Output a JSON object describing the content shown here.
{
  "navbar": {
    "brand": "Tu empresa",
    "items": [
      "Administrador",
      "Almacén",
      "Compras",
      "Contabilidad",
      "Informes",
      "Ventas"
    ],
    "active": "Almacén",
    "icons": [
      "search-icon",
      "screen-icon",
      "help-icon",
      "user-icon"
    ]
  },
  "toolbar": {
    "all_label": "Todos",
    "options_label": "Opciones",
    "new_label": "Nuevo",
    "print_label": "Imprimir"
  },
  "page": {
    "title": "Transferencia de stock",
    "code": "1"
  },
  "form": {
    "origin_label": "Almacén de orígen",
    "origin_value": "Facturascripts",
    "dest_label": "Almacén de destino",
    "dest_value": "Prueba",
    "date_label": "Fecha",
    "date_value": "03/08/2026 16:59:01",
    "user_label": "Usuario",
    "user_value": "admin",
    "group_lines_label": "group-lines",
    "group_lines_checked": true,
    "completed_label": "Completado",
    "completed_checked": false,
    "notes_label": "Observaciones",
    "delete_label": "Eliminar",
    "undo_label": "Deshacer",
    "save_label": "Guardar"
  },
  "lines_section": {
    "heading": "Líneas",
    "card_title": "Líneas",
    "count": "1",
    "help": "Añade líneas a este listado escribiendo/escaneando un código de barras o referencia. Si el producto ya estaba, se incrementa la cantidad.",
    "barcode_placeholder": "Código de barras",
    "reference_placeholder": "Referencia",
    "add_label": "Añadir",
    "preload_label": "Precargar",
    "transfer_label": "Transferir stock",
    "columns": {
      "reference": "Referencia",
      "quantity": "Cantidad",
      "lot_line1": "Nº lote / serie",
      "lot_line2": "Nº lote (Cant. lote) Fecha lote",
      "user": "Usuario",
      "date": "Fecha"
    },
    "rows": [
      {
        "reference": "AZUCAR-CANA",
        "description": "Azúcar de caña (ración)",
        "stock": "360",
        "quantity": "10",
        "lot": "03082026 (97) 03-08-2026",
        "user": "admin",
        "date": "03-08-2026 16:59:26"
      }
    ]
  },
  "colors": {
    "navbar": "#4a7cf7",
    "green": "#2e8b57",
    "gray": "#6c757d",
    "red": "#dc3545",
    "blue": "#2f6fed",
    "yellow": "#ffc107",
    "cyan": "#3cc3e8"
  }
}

____

■ Directive:
Copy out each line of the records where the string "stock" appears.

■ Final result:
    "title": "Transferencia de stock",
    "transfer_label": "Transferir stock",
        "stock": "360",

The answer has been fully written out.